=== Section Start ===

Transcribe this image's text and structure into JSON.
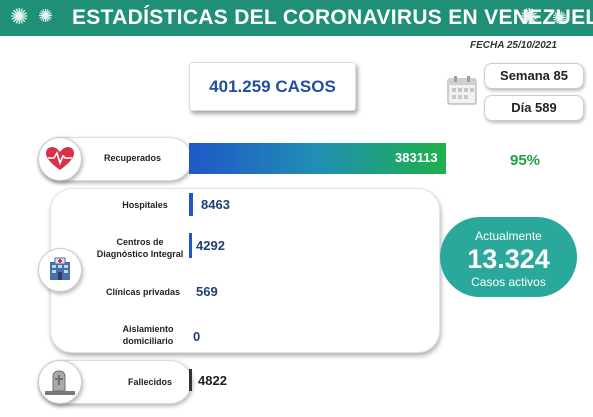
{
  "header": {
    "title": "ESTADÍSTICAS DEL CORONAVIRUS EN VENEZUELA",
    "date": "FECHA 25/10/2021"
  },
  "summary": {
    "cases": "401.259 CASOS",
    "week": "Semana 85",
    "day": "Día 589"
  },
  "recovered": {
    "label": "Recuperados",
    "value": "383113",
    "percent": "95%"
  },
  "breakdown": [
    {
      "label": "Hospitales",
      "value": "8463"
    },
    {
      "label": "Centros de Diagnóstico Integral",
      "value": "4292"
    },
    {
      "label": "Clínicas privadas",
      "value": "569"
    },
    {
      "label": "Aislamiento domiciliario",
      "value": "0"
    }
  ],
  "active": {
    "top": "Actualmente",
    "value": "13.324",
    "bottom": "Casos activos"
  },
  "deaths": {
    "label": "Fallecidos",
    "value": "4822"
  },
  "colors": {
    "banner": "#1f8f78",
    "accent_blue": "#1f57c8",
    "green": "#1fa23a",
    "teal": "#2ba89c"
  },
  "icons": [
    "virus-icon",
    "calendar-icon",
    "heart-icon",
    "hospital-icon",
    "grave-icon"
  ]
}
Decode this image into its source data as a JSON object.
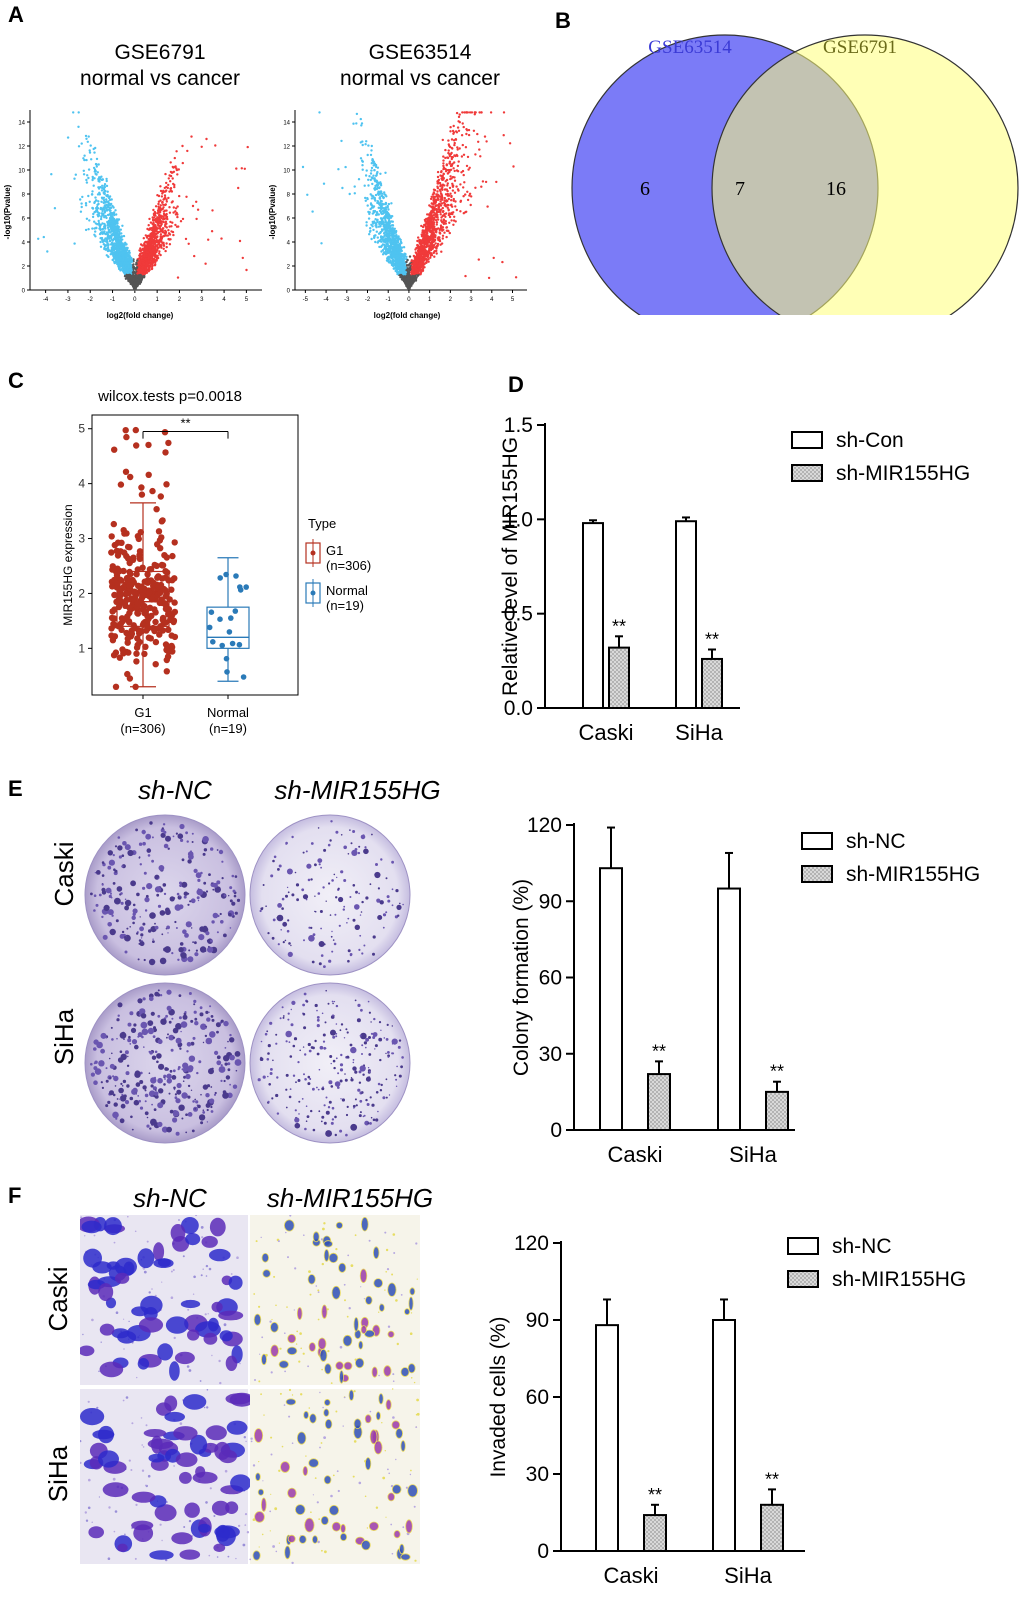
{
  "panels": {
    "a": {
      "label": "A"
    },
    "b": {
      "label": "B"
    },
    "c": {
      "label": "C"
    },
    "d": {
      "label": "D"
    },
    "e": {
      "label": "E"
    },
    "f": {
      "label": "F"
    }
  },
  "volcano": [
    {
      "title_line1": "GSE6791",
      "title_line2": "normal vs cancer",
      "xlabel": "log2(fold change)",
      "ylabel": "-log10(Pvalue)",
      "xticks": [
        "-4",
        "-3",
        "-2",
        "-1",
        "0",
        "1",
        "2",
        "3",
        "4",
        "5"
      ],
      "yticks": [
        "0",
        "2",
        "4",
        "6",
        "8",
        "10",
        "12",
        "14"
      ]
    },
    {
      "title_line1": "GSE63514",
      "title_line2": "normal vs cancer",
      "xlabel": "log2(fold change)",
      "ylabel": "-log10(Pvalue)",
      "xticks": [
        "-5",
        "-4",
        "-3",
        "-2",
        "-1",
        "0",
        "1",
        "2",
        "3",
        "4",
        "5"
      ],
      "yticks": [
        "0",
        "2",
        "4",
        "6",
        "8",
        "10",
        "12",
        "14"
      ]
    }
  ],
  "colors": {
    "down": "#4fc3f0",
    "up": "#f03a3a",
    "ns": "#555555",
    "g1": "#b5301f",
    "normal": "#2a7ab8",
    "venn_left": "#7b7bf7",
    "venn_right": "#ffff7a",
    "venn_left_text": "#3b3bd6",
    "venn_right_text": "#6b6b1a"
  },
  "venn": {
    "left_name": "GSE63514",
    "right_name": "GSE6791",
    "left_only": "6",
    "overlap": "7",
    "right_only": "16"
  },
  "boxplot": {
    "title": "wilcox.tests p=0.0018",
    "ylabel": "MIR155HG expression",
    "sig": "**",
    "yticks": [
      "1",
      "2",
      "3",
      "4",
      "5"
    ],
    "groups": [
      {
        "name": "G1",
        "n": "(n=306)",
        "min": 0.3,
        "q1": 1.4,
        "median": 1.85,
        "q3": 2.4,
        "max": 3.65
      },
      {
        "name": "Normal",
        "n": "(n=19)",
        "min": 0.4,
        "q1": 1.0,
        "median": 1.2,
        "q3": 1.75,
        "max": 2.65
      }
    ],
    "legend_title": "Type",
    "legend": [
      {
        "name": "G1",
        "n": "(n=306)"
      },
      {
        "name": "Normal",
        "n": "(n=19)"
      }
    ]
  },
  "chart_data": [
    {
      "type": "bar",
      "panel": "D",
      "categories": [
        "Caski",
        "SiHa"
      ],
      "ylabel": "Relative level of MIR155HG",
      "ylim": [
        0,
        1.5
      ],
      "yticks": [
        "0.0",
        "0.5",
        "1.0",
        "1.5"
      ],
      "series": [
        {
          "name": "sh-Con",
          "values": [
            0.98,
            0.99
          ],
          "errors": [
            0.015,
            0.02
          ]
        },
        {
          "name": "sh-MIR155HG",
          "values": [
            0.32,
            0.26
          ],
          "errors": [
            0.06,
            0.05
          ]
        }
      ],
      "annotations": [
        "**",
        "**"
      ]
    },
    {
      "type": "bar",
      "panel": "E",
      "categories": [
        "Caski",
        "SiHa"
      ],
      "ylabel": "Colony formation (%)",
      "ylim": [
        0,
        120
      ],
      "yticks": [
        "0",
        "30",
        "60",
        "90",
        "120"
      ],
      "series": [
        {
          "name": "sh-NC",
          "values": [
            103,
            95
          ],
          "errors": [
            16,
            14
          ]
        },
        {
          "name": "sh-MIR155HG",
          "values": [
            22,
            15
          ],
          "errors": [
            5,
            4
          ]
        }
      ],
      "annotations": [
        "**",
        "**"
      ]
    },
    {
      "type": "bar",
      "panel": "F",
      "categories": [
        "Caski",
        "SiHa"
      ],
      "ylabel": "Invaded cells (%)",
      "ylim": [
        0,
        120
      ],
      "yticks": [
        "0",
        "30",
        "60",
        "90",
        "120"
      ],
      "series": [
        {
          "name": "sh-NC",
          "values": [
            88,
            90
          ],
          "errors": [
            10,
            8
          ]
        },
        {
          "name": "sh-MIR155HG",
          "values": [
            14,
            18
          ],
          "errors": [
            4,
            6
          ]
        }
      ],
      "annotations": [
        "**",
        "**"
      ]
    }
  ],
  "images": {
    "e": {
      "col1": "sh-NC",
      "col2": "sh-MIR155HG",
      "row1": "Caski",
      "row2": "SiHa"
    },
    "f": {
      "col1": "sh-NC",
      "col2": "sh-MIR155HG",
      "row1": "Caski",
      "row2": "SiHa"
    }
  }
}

=== Section End ===

> **What to do**
Could you copy the lines above exactly and skip the images?

> **Response area**
Transcribe this image's text and structure into JSON.
{
  "header": {
    "title": "ESTADÍSTICAS DEL CORONAVIRUS EN VENEZUELA",
    "date": "FECHA 25/10/2021"
  },
  "summary": {
    "cases": "401.259 CASOS",
    "week": "Semana 85",
    "day": "Día 589"
  },
  "recovered": {
    "label": "Recuperados",
    "value": "383113",
    "percent": "95%"
  },
  "breakdown": [
    {
      "label": "Hospitales",
      "value": "8463"
    },
    {
      "label": "Centros de Diagnóstico Integral",
      "value": "4292"
    },
    {
      "label": "Clínicas privadas",
      "value": "569"
    },
    {
      "label": "Aislamiento domiciliario",
      "value": "0"
    }
  ],
  "active": {
    "top": "Actualmente",
    "value": "13.324",
    "bottom": "Casos activos"
  },
  "deaths": {
    "label": "Fallecidos",
    "value": "4822"
  },
  "colors": {
    "banner": "#1f8f78",
    "accent_blue": "#1f57c8",
    "green": "#1fa23a",
    "teal": "#2ba89c"
  },
  "icons": [
    "virus-icon",
    "calendar-icon",
    "heart-icon",
    "hospital-icon",
    "grave-icon"
  ]
}
Decode this image into its source data as a JSON object.
{
  "panels": {
    "a": {
      "label": "A"
    },
    "b": {
      "label": "B"
    },
    "c": {
      "label": "C"
    },
    "d": {
      "label": "D"
    },
    "e": {
      "label": "E"
    },
    "f": {
      "label": "F"
    }
  },
  "volcano": [
    {
      "title_line1": "GSE6791",
      "title_line2": "normal vs cancer",
      "xlabel": "log2(fold change)",
      "ylabel": "-log10(Pvalue)",
      "xticks": [
        "-4",
        "-3",
        "-2",
        "-1",
        "0",
        "1",
        "2",
        "3",
        "4",
        "5"
      ],
      "yticks": [
        "0",
        "2",
        "4",
        "6",
        "8",
        "10",
        "12",
        "14"
      ]
    },
    {
      "title_line1": "GSE63514",
      "title_line2": "normal vs cancer",
      "xlabel": "log2(fold change)",
      "ylabel": "-log10(Pvalue)",
      "xticks": [
        "-5",
        "-4",
        "-3",
        "-2",
        "-1",
        "0",
        "1",
        "2",
        "3",
        "4",
        "5"
      ],
      "yticks": [
        "0",
        "2",
        "4",
        "6",
        "8",
        "10",
        "12",
        "14"
      ]
    }
  ],
  "colors": {
    "down": "#4fc3f0",
    "up": "#f03a3a",
    "ns": "#555555",
    "g1": "#b5301f",
    "normal": "#2a7ab8",
    "venn_left": "#7b7bf7",
    "venn_right": "#ffff7a",
    "venn_left_text": "#3b3bd6",
    "venn_right_text": "#6b6b1a"
  },
  "venn": {
    "left_name": "GSE63514",
    "right_name": "GSE6791",
    "left_only": "6",
    "overlap": "7",
    "right_only": "16"
  },
  "boxplot": {
    "title": "wilcox.tests p=0.0018",
    "ylabel": "MIR155HG expression",
    "sig": "**",
    "yticks": [
      "1",
      "2",
      "3",
      "4",
      "5"
    ],
    "groups": [
      {
        "name": "G1",
        "n": "(n=306)",
        "min": 0.3,
        "q1": 1.4,
        "median": 1.85,
        "q3": 2.4,
        "max": 3.65
      },
      {
        "name": "Normal",
        "n": "(n=19)",
        "min": 0.4,
        "q1": 1.0,
        "median": 1.2,
        "q3": 1.75,
        "max": 2.65
      }
    ],
    "legend_title": "Type",
    "legend": [
      {
        "name": "G1",
        "n": "(n=306)"
      },
      {
        "name": "Normal",
        "n": "(n=19)"
      }
    ]
  },
  "chart_data": [
    {
      "type": "bar",
      "panel": "D",
      "categories": [
        "Caski",
        "SiHa"
      ],
      "ylabel": "Relative level of MIR155HG",
      "ylim": [
        0,
        1.5
      ],
      "yticks": [
        "0.0",
        "0.5",
        "1.0",
        "1.5"
      ],
      "series": [
        {
          "name": "sh-Con",
          "values": [
            0.98,
            0.99
          ],
          "errors": [
            0.015,
            0.02
          ]
        },
        {
          "name": "sh-MIR155HG",
          "values": [
            0.32,
            0.26
          ],
          "errors": [
            0.06,
            0.05
          ]
        }
      ],
      "annotations": [
        "**",
        "**"
      ]
    },
    {
      "type": "bar",
      "panel": "E",
      "categories": [
        "Caski",
        "SiHa"
      ],
      "ylabel": "Colony formation (%)",
      "ylim": [
        0,
        120
      ],
      "yticks": [
        "0",
        "30",
        "60",
        "90",
        "120"
      ],
      "series": [
        {
          "name": "sh-NC",
          "values": [
            103,
            95
          ],
          "errors": [
            16,
            14
          ]
        },
        {
          "name": "sh-MIR155HG",
          "values": [
            22,
            15
          ],
          "errors": [
            5,
            4
          ]
        }
      ],
      "annotations": [
        "**",
        "**"
      ]
    },
    {
      "type": "bar",
      "panel": "F",
      "categories": [
        "Caski",
        "SiHa"
      ],
      "ylabel": "Invaded cells (%)",
      "ylim": [
        0,
        120
      ],
      "yticks": [
        "0",
        "30",
        "60",
        "90",
        "120"
      ],
      "series": [
        {
          "name": "sh-NC",
          "values": [
            88,
            90
          ],
          "errors": [
            10,
            8
          ]
        },
        {
          "name": "sh-MIR155HG",
          "values": [
            14,
            18
          ],
          "errors": [
            4,
            6
          ]
        }
      ],
      "annotations": [
        "**",
        "**"
      ]
    }
  ],
  "images": {
    "e": {
      "col1": "sh-NC",
      "col2": "sh-MIR155HG",
      "row1": "Caski",
      "row2": "SiHa"
    },
    "f": {
      "col1": "sh-NC",
      "col2": "sh-MIR155HG",
      "row1": "Caski",
      "row2": "SiHa"
    }
  }
}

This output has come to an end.